## THE PROBLEM
In the entries below, find every line holding the string "Schnee" and collect it.

## LISTING
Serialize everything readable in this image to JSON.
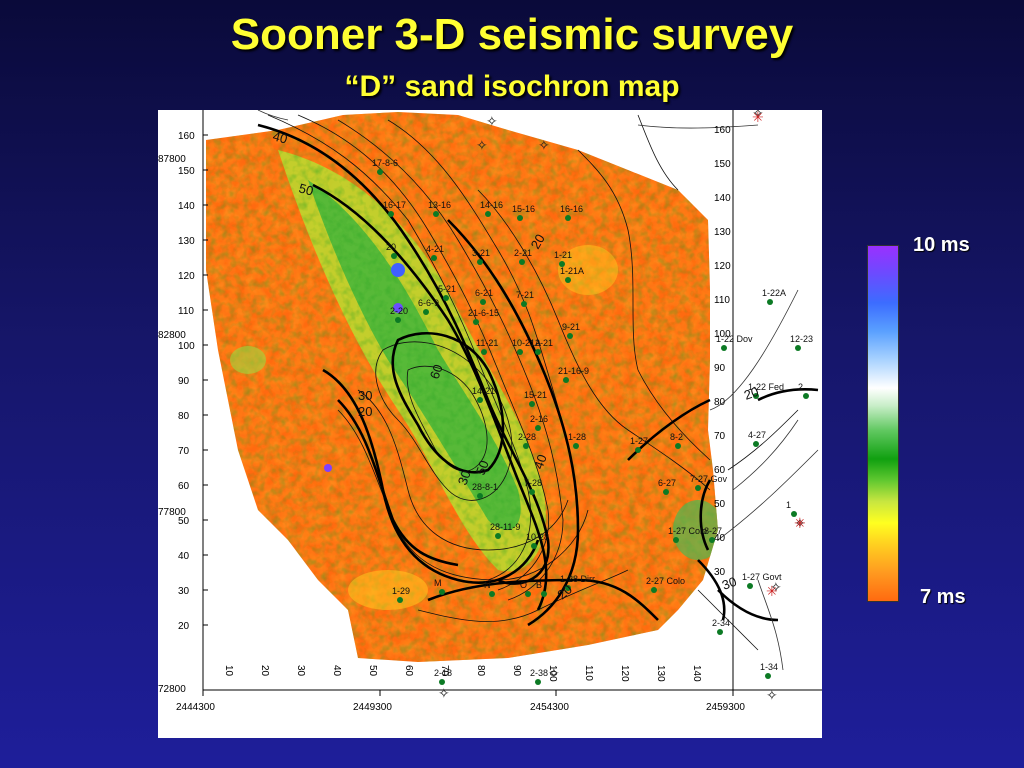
{
  "header": {
    "title": "Sooner 3-D seismic survey",
    "subtitle": "“D” sand isochron map"
  },
  "colorbar": {
    "top_label": "10 ms",
    "bottom_label": "7 ms",
    "colors": [
      "#9a30ff",
      "#3c6cff",
      "#a8d2ff",
      "#ffffff",
      "#10a010",
      "#ffff20",
      "#ff6a10"
    ]
  },
  "map": {
    "x_axis_labels": [
      "2444300",
      "2449300",
      "2454300",
      "2459300"
    ],
    "y_axis_labels": [
      "87800",
      "82800",
      "77800",
      "72800"
    ],
    "left_ticks": [
      "160",
      "150",
      "140",
      "130",
      "120",
      "110",
      "100",
      "90",
      "80",
      "70",
      "60",
      "50",
      "40",
      "30",
      "20"
    ],
    "right_ticks": [
      "160",
      "150",
      "140",
      "130",
      "120",
      "110",
      "100",
      "90",
      "80",
      "70",
      "60",
      "50",
      "40",
      "30"
    ],
    "bottom_ticks": [
      "10",
      "20",
      "30",
      "40",
      "50",
      "60",
      "70",
      "80",
      "90",
      "100",
      "110",
      "120",
      "130",
      "140"
    ],
    "contour_labels": [
      "40",
      "50",
      "20",
      "60",
      "30",
      "40",
      "30",
      "50",
      "20",
      "20",
      "20",
      "30"
    ],
    "wells": [
      "17-8-6",
      "16-17",
      "13-16",
      "14-16",
      "15-16",
      "16-16",
      "20",
      "4-21",
      "3-21",
      "2-21",
      "1-21",
      "1-21A",
      "5-21",
      "6-21",
      "7-21",
      "6-6-9",
      "21-6-15",
      "9-21",
      "11-21",
      "10-21A",
      "12-21",
      "14-21",
      "15-21",
      "21-16-9",
      "2-28",
      "1-28",
      "1-27",
      "8-2",
      "7-28",
      "28-8-1",
      "28-11-9",
      "10-28",
      "6-27",
      "7-27 Gov",
      "1-27 Colo",
      "8-27",
      "1-29",
      "M",
      "N",
      "O",
      "B",
      "1-28 Dirr",
      "2-27 Colo",
      "1-27 Govt",
      "2-38",
      "2-34",
      "1-34",
      "1-22A",
      "12-23",
      "1-22 Dov",
      "1-22 Fed",
      "2",
      "4-27",
      "1",
      "2-18",
      "2-20",
      "2-16"
    ]
  }
}
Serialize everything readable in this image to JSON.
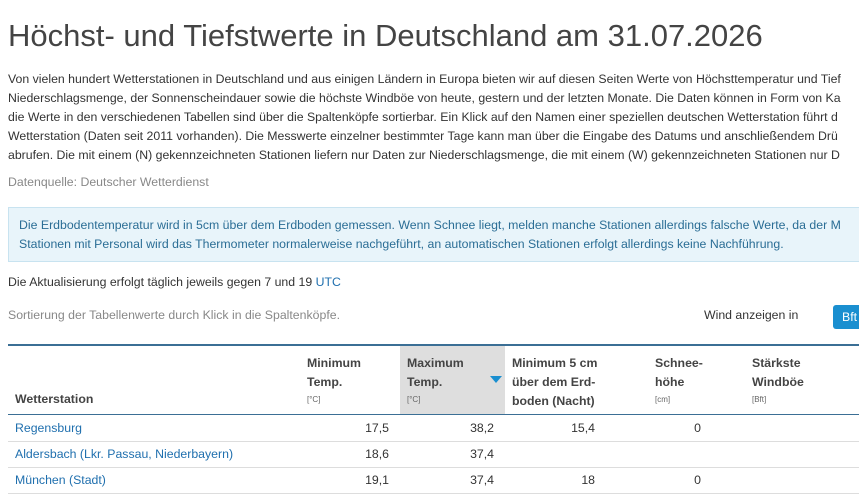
{
  "header": {
    "title": "Höchst- und Tiefstwerte in Deutschland am 31.07.2026"
  },
  "intro": [
    "Von vielen hundert Wetterstationen in Deutschland und aus einigen Ländern in Europa bieten wir auf diesen Seiten Werte von Höchsttemperatur und Tief",
    "Niederschlagsmenge, der Sonnenscheindauer sowie die höchste Windböe von heute, gestern und der letzten Monate. Die Daten können in Form von Ka",
    "die Werte in den verschiedenen Tabellen sind über die Spaltenköpfe sortierbar. Ein Klick auf den Namen einer speziellen deutschen Wetterstation führt d",
    "Wetterstation (Daten seit 2011 vorhanden). Die Messwerte einzelner bestimmter Tage kann man über die Eingabe des Datums und anschließendem Drü",
    "abrufen. Die mit einem (N) gekennzeichneten Stationen liefern nur Daten zur Niederschlagsmenge, die mit einem (W) gekennzeichneten Stationen nur D"
  ],
  "source": "Datenquelle: Deutscher Wetterdienst",
  "info": [
    "Die Erdbodentemperatur wird in 5cm über dem Erdboden gemessen. Wenn Schnee liegt, melden manche Stationen allerdings falsche Werte, da der M",
    "Stationen mit Personal wird das Thermometer normalerweise nachgeführt, an automatischen Stationen erfolgt allerdings keine Nachführung."
  ],
  "update": {
    "text": "Die Aktualisierung erfolgt täglich jeweils gegen 7 und 19",
    "link": "UTC"
  },
  "sorting": "Sortierung der Tabellenwerte durch Klick in die Spaltenköpfe.",
  "wind": {
    "label": "Wind anzeigen in",
    "button": "Bft"
  },
  "table": {
    "columns": [
      {
        "lines": [
          "Wetterstation"
        ]
      },
      {
        "lines": [
          "Minimum",
          "Temp."
        ],
        "unit": "[°C]"
      },
      {
        "lines": [
          "Maximum",
          "Temp."
        ],
        "unit": "[°C]",
        "sorted": true
      },
      {
        "lines": [
          "Minimum 5 cm",
          "über dem Erd-",
          "boden (Nacht)"
        ]
      },
      {
        "lines": [
          "Schnee-",
          "höhe"
        ],
        "unit": "[cm]"
      },
      {
        "lines": [
          "Stärkste",
          "Windböe"
        ],
        "unit": "[Bft]"
      }
    ],
    "rows": [
      [
        "Regensburg",
        "17,5",
        "38,2",
        "15,4",
        "0",
        null
      ],
      [
        "Aldersbach (Lkr. Passau, Niederbayern)",
        "18,6",
        "37,4",
        null,
        null,
        null
      ],
      [
        "München (Stadt)",
        "19,1",
        "37,4",
        "18",
        "0",
        null
      ]
    ]
  }
}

## EXERCISE RESPONSE
    "Die Erdbodentemperatur wird in 5cm über dem Erdboden gemessen. Wenn Schnee liegt, melden manche Stationen allerdings falsche Werte, da der M",
          "Schnee-",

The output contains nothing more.